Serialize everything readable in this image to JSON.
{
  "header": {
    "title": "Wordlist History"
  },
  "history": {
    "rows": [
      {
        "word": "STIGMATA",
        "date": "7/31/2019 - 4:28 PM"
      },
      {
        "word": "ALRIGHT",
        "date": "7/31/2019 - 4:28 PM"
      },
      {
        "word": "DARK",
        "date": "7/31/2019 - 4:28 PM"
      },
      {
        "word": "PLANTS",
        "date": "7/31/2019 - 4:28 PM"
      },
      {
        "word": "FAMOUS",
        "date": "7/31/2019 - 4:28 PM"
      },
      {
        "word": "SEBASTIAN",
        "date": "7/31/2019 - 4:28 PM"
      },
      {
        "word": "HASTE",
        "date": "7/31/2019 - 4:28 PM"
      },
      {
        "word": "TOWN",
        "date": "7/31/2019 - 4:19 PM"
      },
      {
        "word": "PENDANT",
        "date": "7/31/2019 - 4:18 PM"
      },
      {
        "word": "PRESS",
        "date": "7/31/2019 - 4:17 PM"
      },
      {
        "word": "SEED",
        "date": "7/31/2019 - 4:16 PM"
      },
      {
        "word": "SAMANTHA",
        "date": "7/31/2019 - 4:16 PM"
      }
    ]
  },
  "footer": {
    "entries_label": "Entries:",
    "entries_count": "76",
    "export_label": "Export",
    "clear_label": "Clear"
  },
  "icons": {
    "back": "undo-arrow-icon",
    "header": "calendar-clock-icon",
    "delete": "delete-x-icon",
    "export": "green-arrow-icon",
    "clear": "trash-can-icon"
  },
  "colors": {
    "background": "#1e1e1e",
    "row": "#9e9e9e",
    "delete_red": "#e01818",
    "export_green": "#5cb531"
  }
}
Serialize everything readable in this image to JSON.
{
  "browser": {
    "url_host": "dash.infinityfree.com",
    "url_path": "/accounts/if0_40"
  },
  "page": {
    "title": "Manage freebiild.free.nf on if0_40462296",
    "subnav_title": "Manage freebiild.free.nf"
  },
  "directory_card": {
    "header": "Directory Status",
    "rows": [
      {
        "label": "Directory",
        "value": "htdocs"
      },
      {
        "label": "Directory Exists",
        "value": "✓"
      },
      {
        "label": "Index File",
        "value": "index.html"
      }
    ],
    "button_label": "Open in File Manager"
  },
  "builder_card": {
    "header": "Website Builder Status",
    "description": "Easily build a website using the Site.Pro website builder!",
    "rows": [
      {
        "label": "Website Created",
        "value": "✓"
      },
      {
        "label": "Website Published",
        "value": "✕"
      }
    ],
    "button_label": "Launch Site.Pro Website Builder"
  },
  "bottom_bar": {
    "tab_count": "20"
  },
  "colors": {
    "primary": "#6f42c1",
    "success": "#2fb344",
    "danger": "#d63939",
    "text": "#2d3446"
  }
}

•••••

| EXERCISE REQUIREMENTS |
Extract the listing in its entirety, matching it exactly.

| FINAL RESULT |
Serialize everything readable in this image to JSON.
{
  "header": {
    "title": "Wordlist History"
  },
  "history": {
    "rows": [
      {
        "word": "STIGMATA",
        "date": "7/31/2019 - 4:28 PM"
      },
      {
        "word": "ALRIGHT",
        "date": "7/31/2019 - 4:28 PM"
      },
      {
        "word": "DARK",
        "date": "7/31/2019 - 4:28 PM"
      },
      {
        "word": "PLANTS",
        "date": "7/31/2019 - 4:28 PM"
      },
      {
        "word": "FAMOUS",
        "date": "7/31/2019 - 4:28 PM"
      },
      {
        "word": "SEBASTIAN",
        "date": "7/31/2019 - 4:28 PM"
      },
      {
        "word": "HASTE",
        "date": "7/31/2019 - 4:28 PM"
      },
      {
        "word": "TOWN",
        "date": "7/31/2019 - 4:19 PM"
      },
      {
        "word": "PENDANT",
        "date": "7/31/2019 - 4:18 PM"
      },
      {
        "word": "PRESS",
        "date": "7/31/2019 - 4:17 PM"
      },
      {
        "word": "SEED",
        "date": "7/31/2019 - 4:16 PM"
      },
      {
        "word": "SAMANTHA",
        "date": "7/31/2019 - 4:16 PM"
      }
    ]
  },
  "footer": {
    "entries_label": "Entries:",
    "entries_count": "76",
    "export_label": "Export",
    "clear_label": "Clear"
  },
  "icons": {
    "back": "undo-arrow-icon",
    "header": "calendar-clock-icon",
    "delete": "delete-x-icon",
    "export": "green-arrow-icon",
    "clear": "trash-can-icon"
  },
  "colors": {
    "background": "#1e1e1e",
    "row": "#9e9e9e",
    "delete_red": "#e01818",
    "export_green": "#5cb531"
  }
}
Serialize everything readable in this image to JSON.
{
  "browser": {
    "url_host": "dash.infinityfree.com",
    "url_path": "/accounts/if0_40"
  },
  "page": {
    "title": "Manage freebiild.free.nf on if0_40462296",
    "subnav_title": "Manage freebiild.free.nf"
  },
  "directory_card": {
    "header": "Directory Status",
    "rows": [
      {
        "label": "Directory",
        "value": "htdocs"
      },
      {
        "label": "Directory Exists",
        "value": "✓"
      },
      {
        "label": "Index File",
        "value": "index.html"
      }
    ],
    "button_label": "Open in File Manager"
  },
  "builder_card": {
    "header": "Website Builder Status",
    "description": "Easily build a website using the Site.Pro website builder!",
    "rows": [
      {
        "label": "Website Created",
        "value": "✓"
      },
      {
        "label": "Website Published",
        "value": "✕"
      }
    ],
    "button_label": "Launch Site.Pro Website Builder"
  },
  "bottom_bar": {
    "tab_count": "20"
  },
  "colors": {
    "primary": "#6f42c1",
    "success": "#2fb344",
    "danger": "#d63939",
    "text": "#2d3446"
  }
}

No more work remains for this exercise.